◆ WORK REQUIRED: Could you reproduce the lines of the data word for word, beginning at the line that contains "- label-minn: Minn.: [496, 119, 526, 131]" and stopping after the line that contains "- state-md: [667, 209, 709, 227]"?

____________

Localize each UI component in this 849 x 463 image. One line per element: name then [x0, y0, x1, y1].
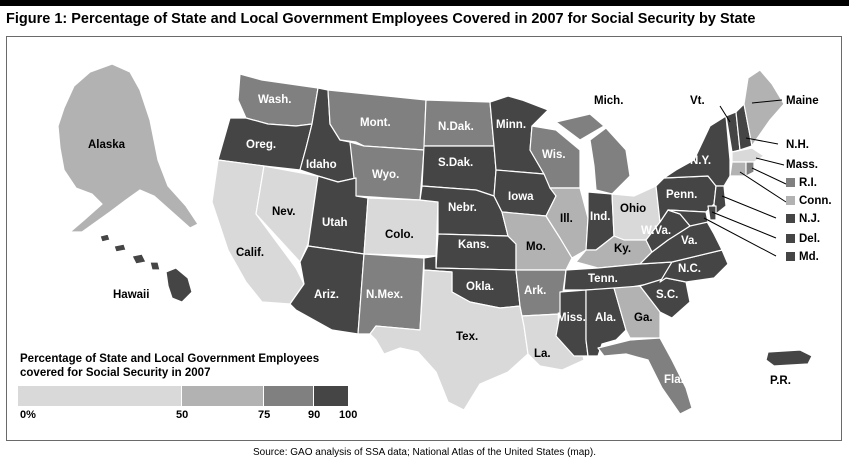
- label-minn: Minn.: [496, 119, 526, 131]
- legend-title-line2: covered for Social Security in 2007: [20, 367, 211, 379]
- label-wis: Wis.: [542, 149, 566, 161]
- label-ill: Ill.: [560, 213, 573, 225]
- legend-tick-0: 0%: [20, 409, 36, 421]
- label-maine: Maine: [786, 95, 819, 107]
- label-va: Va.: [681, 235, 698, 247]
- label-ga: Ga.: [634, 312, 653, 324]
- label-vt: Vt.: [690, 95, 705, 107]
- state-tex: [369, 269, 529, 411]
- figure-title: Figure 1: Percentage of State and Local …: [6, 11, 756, 27]
- swatch-md: [786, 252, 795, 261]
- label-mass: Mass.: [786, 159, 818, 171]
- label-ri: R.I.: [799, 177, 817, 189]
- swatch-del: [786, 234, 795, 243]
- state-ill: [545, 187, 589, 259]
- state-hawaii: [99, 233, 193, 303]
- label-ny: N.Y.: [690, 155, 711, 167]
- legend-swatches: [786, 178, 795, 261]
- label-hawaii: Hawaii: [113, 289, 149, 301]
- label-nmex: N.Mex.: [366, 289, 403, 301]
- state-mich: [555, 113, 631, 195]
- legend-seg-90-100: [314, 386, 348, 406]
- label-ohio: Ohio: [620, 203, 646, 215]
- label-ark: Ark.: [524, 285, 546, 297]
- legend-tick-100: 100: [339, 409, 358, 421]
- label-mich: Mich.: [594, 95, 623, 107]
- label-miss: Miss.: [557, 312, 586, 324]
- label-nh: N.H.: [786, 139, 809, 151]
- label-sc: S.C.: [656, 289, 678, 301]
- legend-tick-75: 75: [258, 409, 271, 421]
- legend-tick-50: 50: [176, 409, 189, 421]
- label-mo: Mo.: [526, 241, 546, 253]
- state-nc: [659, 249, 729, 283]
- label-ala: Ala.: [595, 312, 616, 324]
- label-conn: Conn.: [799, 195, 832, 207]
- label-alaska: Alaska: [88, 139, 126, 151]
- label-utah: Utah: [322, 217, 348, 229]
- label-wash: Wash.: [258, 94, 291, 106]
- label-okla: Okla.: [466, 281, 494, 293]
- label-ariz: Ariz.: [314, 289, 339, 301]
- label-wva: W.Va.: [641, 225, 671, 237]
- swatch-ri: [786, 178, 795, 187]
- state-ny: [663, 115, 731, 187]
- state-fla: [597, 337, 693, 415]
- label-mont: Mont.: [360, 117, 391, 129]
- state-nj: [713, 185, 727, 215]
- top-rule: [0, 0, 849, 6]
- label-penn: Penn.: [666, 189, 697, 201]
- label-calif: Calif.: [236, 247, 264, 259]
- state-ri: [745, 161, 755, 177]
- state-maine: [743, 69, 785, 147]
- state-md: [667, 209, 709, 227]
- legend-title: Percentage of State and Local Government…: [20, 352, 320, 380]
- label-del: Del.: [799, 233, 820, 245]
- swatch-conn: [786, 196, 795, 205]
- label-oreg: Oreg.: [246, 139, 276, 151]
- label-kans: Kans.: [458, 239, 489, 251]
- label-ind: Ind.: [590, 211, 610, 223]
- state-del: [707, 205, 717, 221]
- label-pr: P.R.: [770, 375, 791, 387]
- label-wyo: Wyo.: [372, 169, 399, 181]
- source-note: Source: GAO analysis of SSA data; Nation…: [253, 447, 596, 458]
- leader-lines: [703, 99, 787, 257]
- legend-tick-90: 90: [308, 409, 321, 421]
- label-tex: Tex.: [456, 331, 478, 343]
- state-colo: [363, 197, 439, 257]
- state-pr: [765, 349, 813, 367]
- legend-seg-0-50: [18, 386, 182, 406]
- legend-title-line1: Percentage of State and Local Government…: [20, 353, 320, 365]
- label-idaho: Idaho: [306, 159, 337, 171]
- label-fla: Fla.: [664, 374, 684, 386]
- label-nebr: Nebr.: [448, 202, 477, 214]
- label-la: La.: [534, 348, 551, 360]
- label-nc: N.C.: [678, 263, 701, 275]
- label-ky: Ky.: [614, 243, 631, 255]
- swatch-nj: [786, 214, 795, 223]
- state-alaska: [57, 63, 199, 233]
- label-md: Md.: [799, 251, 819, 263]
- legend-seg-50-75: [182, 386, 264, 406]
- label-nj: N.J.: [799, 213, 820, 225]
- legend-seg-75-90: [264, 386, 314, 406]
- label-nev: Nev.: [272, 206, 295, 218]
- label-iowa: Iowa: [508, 191, 534, 203]
- label-sdak: S.Dak.: [438, 157, 473, 169]
- label-ndak: N.Dak.: [438, 121, 474, 133]
- label-colo: Colo.: [385, 229, 414, 241]
- label-tenn: Tenn.: [588, 273, 618, 285]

____________

◆ FULL ANSWER:
- label-minn: Minn.: [496, 119, 526, 131]
- legend-title-line2: covered for Social Security in 2007: [20, 367, 211, 379]
- label-wis: Wis.: [542, 149, 566, 161]
- label-ill: Ill.: [560, 213, 573, 225]
- legend-tick-0: 0%: [20, 409, 36, 421]
- label-maine: Maine: [786, 95, 819, 107]
- label-va: Va.: [681, 235, 698, 247]
- label-ga: Ga.: [634, 312, 653, 324]
- label-vt: Vt.: [690, 95, 705, 107]
- state-tex: [369, 269, 529, 411]
- figure-title: Figure 1: Percentage of State and Local …: [6, 11, 756, 27]
- swatch-md: [786, 252, 795, 261]
- label-mass: Mass.: [786, 159, 818, 171]
- label-ri: R.I.: [799, 177, 817, 189]
- swatch-del: [786, 234, 795, 243]
- state-ill: [545, 187, 589, 259]
- state-hawaii: [99, 233, 193, 303]
- label-ny: N.Y.: [690, 155, 711, 167]
- legend-swatches: [786, 178, 795, 261]
- label-hawaii: Hawaii: [113, 289, 149, 301]
- label-nmex: N.Mex.: [366, 289, 403, 301]
- state-mich: [555, 113, 631, 195]
- legend-seg-90-100: [314, 386, 348, 406]
- label-ohio: Ohio: [620, 203, 646, 215]
- label-ark: Ark.: [524, 285, 546, 297]
- legend-tick-100: 100: [339, 409, 358, 421]
- label-mich: Mich.: [594, 95, 623, 107]
- label-miss: Miss.: [557, 312, 586, 324]
- label-nh: N.H.: [786, 139, 809, 151]
- label-sc: S.C.: [656, 289, 678, 301]
- legend-tick-75: 75: [258, 409, 271, 421]
- legend-tick-50: 50: [176, 409, 189, 421]
- label-mo: Mo.: [526, 241, 546, 253]
- state-nc: [659, 249, 729, 283]
- label-ala: Ala.: [595, 312, 616, 324]
- label-conn: Conn.: [799, 195, 832, 207]
- label-alaska: Alaska: [88, 139, 126, 151]
- label-utah: Utah: [322, 217, 348, 229]
- label-wash: Wash.: [258, 94, 291, 106]
- label-okla: Okla.: [466, 281, 494, 293]
- label-ariz: Ariz.: [314, 289, 339, 301]
- label-wva: W.Va.: [641, 225, 671, 237]
- swatch-ri: [786, 178, 795, 187]
- state-ny: [663, 115, 731, 187]
- state-fla: [597, 337, 693, 415]
- label-mont: Mont.: [360, 117, 391, 129]
- state-nj: [713, 185, 727, 215]
- top-rule: [0, 0, 849, 6]
- label-penn: Penn.: [666, 189, 697, 201]
- label-calif: Calif.: [236, 247, 264, 259]
- state-ri: [745, 161, 755, 177]
- state-maine: [743, 69, 785, 147]
- state-md: [667, 209, 709, 227]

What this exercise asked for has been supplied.